* [Task prompt] Gather every line from the entries below that includes "Рекомендовать".

* [Given entries]
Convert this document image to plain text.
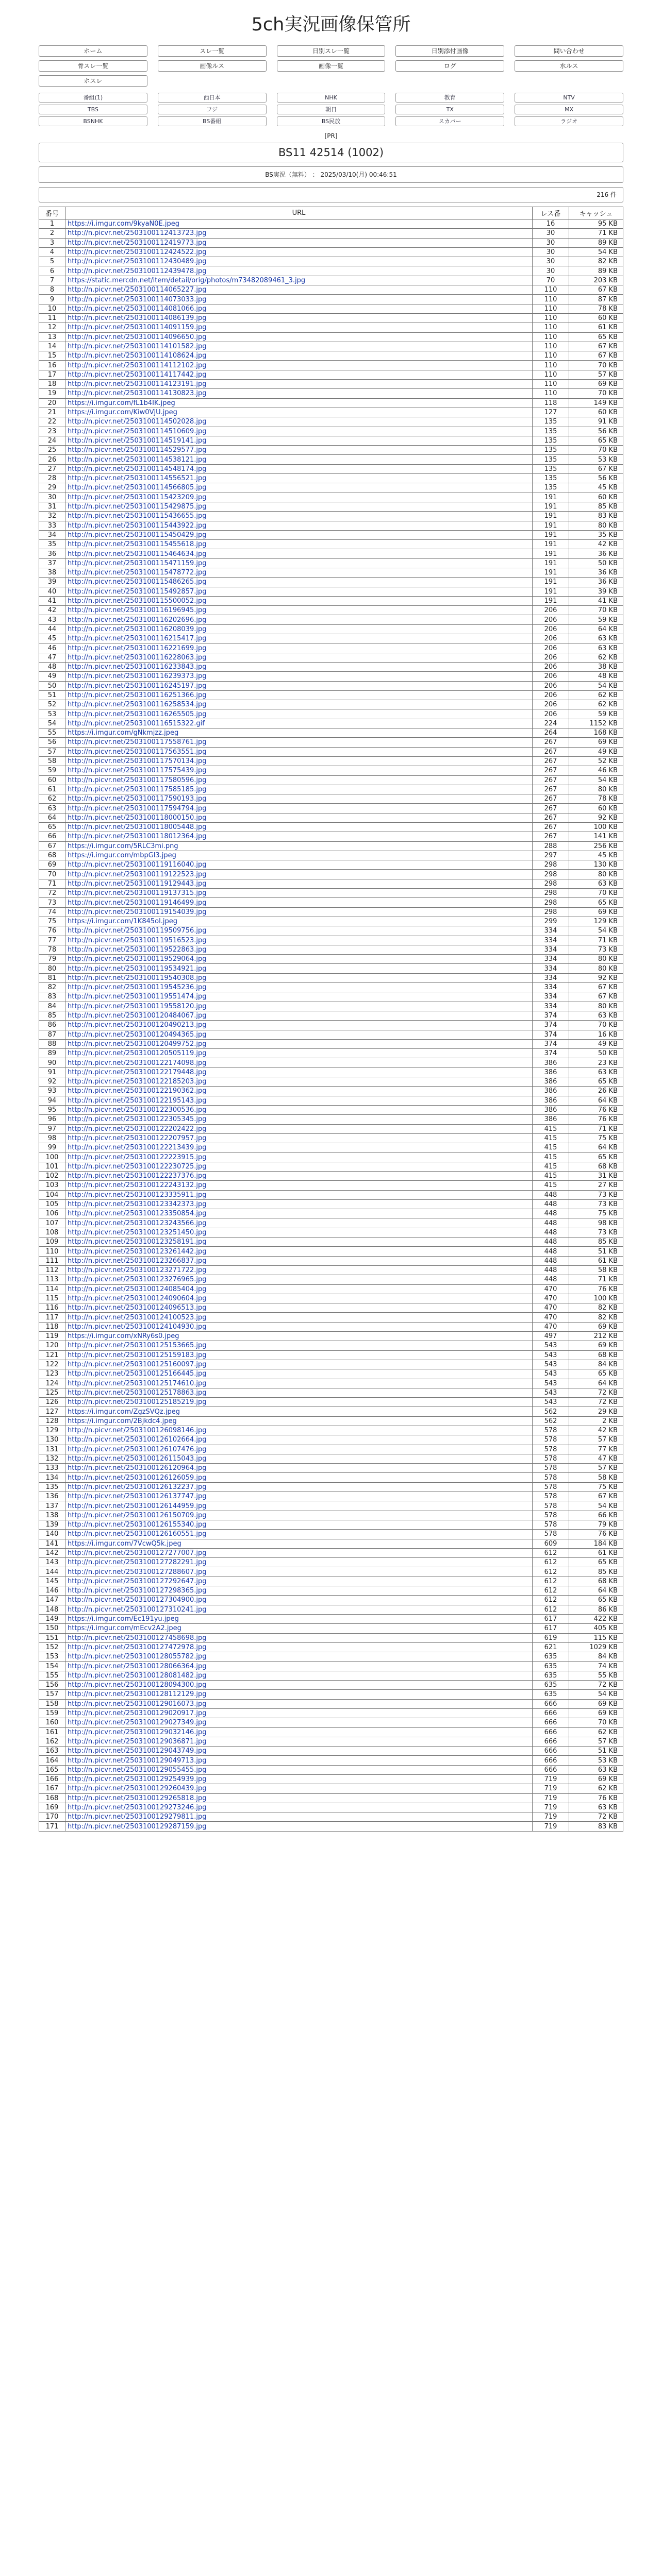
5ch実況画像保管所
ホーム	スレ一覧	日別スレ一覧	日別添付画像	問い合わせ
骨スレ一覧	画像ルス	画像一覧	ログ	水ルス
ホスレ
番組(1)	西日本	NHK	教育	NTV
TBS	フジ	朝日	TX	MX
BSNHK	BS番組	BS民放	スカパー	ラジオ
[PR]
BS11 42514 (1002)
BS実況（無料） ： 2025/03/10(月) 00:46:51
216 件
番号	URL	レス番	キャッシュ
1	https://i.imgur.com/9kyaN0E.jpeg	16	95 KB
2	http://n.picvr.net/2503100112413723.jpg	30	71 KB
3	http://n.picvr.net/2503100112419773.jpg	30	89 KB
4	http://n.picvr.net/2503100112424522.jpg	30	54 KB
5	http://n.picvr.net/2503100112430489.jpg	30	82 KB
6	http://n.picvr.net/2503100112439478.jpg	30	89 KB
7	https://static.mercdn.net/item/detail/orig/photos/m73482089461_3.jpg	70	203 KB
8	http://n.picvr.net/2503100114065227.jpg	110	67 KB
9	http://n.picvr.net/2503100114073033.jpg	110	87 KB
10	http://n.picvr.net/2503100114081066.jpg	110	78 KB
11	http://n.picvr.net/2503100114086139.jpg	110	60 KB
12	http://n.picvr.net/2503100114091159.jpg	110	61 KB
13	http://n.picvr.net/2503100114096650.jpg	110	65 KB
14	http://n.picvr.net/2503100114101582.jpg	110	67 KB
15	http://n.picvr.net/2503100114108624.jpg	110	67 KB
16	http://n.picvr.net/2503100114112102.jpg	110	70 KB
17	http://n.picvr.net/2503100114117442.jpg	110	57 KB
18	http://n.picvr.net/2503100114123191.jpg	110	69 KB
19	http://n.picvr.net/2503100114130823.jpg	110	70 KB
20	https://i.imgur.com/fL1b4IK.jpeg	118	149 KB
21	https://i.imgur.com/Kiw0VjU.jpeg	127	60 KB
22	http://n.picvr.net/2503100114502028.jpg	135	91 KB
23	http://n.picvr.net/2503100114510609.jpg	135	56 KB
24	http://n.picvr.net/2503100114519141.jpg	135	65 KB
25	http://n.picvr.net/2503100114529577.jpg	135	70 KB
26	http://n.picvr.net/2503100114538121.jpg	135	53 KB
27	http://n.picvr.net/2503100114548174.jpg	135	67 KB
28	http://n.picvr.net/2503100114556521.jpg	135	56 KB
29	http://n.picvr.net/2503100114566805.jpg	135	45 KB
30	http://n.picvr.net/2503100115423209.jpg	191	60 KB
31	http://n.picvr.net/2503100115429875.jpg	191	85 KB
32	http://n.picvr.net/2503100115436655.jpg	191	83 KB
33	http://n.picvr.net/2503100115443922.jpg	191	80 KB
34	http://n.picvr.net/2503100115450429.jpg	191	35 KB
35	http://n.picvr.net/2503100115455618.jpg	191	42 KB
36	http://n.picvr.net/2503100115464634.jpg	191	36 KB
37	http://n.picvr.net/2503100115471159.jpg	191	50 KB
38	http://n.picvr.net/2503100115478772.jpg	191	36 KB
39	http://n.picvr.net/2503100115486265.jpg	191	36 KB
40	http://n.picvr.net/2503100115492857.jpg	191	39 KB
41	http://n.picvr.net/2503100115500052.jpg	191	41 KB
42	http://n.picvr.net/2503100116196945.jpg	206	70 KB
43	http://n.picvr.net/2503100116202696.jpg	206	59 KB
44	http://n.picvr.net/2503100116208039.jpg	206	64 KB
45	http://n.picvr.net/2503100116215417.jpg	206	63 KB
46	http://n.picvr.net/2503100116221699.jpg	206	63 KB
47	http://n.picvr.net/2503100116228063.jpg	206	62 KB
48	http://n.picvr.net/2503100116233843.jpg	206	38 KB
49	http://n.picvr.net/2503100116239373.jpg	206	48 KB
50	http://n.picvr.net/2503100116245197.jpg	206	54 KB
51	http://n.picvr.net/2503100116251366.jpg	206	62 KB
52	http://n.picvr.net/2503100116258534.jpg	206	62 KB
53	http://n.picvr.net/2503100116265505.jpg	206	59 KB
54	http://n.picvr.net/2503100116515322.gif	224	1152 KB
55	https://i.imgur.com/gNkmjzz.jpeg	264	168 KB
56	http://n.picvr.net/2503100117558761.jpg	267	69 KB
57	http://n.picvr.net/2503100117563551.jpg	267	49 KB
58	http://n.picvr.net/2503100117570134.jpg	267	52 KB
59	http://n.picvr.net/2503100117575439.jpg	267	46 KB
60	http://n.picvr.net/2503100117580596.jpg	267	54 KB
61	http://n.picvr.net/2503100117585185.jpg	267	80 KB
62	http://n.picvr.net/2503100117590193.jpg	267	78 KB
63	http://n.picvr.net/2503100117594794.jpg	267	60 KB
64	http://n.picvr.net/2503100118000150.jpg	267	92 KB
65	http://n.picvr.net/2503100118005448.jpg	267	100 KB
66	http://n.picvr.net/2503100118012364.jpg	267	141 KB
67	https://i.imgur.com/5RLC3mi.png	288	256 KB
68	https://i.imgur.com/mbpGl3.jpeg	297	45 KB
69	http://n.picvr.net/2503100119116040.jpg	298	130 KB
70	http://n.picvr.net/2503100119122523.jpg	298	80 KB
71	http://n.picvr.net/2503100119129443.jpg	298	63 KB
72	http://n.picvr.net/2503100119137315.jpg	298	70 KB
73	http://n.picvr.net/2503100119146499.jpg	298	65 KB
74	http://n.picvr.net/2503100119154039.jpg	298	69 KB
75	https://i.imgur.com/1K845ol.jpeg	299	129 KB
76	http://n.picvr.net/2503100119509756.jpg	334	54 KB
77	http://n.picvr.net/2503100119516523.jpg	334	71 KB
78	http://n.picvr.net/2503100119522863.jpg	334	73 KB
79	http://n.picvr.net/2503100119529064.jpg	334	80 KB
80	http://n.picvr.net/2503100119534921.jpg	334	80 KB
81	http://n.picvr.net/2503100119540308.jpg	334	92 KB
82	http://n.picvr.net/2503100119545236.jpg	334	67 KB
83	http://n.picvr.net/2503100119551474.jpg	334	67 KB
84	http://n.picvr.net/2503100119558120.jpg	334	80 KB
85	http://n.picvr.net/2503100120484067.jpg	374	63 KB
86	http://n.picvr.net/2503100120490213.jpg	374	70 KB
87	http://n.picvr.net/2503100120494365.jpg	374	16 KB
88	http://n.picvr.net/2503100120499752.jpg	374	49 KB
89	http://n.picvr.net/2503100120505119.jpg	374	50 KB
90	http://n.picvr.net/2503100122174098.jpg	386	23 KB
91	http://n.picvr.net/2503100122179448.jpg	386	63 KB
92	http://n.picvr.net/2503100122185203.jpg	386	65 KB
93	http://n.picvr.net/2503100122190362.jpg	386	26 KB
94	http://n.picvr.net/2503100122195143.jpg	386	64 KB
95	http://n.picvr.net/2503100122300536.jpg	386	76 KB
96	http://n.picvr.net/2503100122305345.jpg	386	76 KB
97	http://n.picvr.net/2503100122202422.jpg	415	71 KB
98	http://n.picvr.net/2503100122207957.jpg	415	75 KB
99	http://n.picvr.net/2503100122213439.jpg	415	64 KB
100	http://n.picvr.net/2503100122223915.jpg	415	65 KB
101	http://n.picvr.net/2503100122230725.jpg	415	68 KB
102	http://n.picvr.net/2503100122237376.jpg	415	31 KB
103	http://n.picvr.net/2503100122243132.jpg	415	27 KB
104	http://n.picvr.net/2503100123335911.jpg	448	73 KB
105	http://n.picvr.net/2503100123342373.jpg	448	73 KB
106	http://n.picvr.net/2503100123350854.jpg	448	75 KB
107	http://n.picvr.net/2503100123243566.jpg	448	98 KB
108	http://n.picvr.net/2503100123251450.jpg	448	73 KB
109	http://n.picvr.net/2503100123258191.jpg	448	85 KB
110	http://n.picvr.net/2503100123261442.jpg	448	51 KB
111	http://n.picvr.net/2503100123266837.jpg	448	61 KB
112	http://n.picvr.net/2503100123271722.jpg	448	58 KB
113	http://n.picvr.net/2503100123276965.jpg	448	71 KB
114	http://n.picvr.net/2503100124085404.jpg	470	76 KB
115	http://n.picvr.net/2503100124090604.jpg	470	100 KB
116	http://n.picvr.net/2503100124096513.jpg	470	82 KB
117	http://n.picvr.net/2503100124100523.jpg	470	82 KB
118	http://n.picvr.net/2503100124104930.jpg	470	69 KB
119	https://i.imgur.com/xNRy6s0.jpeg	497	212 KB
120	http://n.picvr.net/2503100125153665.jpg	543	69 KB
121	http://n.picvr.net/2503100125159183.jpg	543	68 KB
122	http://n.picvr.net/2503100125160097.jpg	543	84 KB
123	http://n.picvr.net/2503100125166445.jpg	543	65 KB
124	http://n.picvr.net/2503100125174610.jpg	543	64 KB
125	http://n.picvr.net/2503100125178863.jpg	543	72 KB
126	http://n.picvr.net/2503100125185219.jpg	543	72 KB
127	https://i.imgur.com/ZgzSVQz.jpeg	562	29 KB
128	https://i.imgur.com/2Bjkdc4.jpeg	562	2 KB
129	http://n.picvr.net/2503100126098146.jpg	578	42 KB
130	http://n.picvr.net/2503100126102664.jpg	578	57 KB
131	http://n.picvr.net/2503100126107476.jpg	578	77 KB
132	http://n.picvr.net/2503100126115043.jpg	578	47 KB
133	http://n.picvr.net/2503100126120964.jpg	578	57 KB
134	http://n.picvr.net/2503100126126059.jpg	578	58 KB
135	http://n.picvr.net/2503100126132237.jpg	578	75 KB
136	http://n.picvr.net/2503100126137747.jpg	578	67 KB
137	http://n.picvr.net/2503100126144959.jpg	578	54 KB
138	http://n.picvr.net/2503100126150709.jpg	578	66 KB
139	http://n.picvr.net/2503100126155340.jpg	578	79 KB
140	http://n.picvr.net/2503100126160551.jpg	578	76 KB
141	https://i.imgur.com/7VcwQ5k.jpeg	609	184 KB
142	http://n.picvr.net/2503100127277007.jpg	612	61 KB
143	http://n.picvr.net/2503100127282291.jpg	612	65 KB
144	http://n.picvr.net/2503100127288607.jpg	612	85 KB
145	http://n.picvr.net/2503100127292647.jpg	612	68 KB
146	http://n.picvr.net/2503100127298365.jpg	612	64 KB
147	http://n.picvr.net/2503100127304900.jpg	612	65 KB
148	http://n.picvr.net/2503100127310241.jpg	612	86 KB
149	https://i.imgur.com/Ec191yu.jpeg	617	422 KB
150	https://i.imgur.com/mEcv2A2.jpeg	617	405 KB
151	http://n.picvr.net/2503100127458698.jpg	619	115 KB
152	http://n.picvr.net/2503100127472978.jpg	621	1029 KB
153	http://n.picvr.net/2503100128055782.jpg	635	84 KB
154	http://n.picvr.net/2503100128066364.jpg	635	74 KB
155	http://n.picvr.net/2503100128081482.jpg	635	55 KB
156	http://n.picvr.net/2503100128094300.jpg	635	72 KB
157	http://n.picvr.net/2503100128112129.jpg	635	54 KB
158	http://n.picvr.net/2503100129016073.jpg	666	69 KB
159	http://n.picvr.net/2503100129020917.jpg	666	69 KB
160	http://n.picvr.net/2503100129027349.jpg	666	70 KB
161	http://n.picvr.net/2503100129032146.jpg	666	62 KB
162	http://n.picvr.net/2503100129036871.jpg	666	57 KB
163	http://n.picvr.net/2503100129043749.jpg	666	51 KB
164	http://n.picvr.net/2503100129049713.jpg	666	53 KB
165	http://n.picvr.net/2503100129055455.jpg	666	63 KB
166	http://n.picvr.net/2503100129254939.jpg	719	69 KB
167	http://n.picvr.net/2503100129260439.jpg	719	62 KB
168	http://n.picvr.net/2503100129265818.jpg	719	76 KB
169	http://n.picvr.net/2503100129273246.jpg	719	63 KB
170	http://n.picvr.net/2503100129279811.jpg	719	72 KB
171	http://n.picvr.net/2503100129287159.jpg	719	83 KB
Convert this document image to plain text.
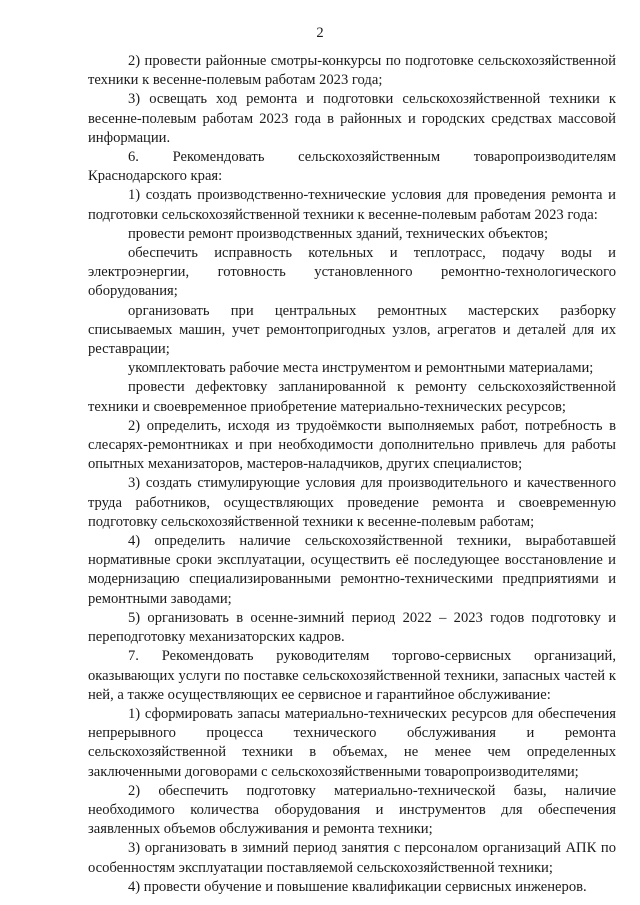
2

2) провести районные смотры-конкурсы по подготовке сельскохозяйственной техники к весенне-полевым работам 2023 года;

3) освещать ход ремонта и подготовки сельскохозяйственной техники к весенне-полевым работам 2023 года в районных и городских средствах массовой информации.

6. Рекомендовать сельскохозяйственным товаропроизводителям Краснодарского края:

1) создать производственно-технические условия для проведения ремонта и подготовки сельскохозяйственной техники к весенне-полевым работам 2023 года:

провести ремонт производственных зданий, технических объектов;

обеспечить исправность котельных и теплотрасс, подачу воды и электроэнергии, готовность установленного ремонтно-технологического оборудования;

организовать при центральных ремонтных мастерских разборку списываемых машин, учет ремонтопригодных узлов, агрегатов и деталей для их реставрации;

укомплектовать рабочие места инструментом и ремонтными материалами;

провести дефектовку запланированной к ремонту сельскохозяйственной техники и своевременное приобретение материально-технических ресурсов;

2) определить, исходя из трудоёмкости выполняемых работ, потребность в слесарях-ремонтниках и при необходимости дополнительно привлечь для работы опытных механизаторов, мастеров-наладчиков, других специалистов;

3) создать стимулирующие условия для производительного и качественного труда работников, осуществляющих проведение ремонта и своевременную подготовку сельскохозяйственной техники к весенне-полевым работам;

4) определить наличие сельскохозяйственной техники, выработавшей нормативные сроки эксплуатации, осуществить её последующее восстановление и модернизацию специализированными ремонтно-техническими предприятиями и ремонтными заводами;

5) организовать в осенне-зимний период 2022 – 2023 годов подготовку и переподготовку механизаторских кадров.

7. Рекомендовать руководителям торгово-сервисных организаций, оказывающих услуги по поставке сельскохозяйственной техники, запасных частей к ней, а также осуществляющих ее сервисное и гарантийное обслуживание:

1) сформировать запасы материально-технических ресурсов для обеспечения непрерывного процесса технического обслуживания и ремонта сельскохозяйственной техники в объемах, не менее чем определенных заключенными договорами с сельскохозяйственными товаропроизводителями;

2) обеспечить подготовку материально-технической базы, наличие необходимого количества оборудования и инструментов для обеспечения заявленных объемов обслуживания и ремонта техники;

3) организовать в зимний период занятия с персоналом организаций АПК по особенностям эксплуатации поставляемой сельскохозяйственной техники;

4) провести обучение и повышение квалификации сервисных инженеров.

* [Answer]
6. Рекомендовать сельскохозяйственным товаропроизводителям Краснодарского края:
7. Рекомендовать руководителям торгово-сервисных организаций, оказывающих услуги по поставке сельскохозяйственной техники, запасных частей к ней, а также осуществляющих ее сервисное и гарантийное обслуживание:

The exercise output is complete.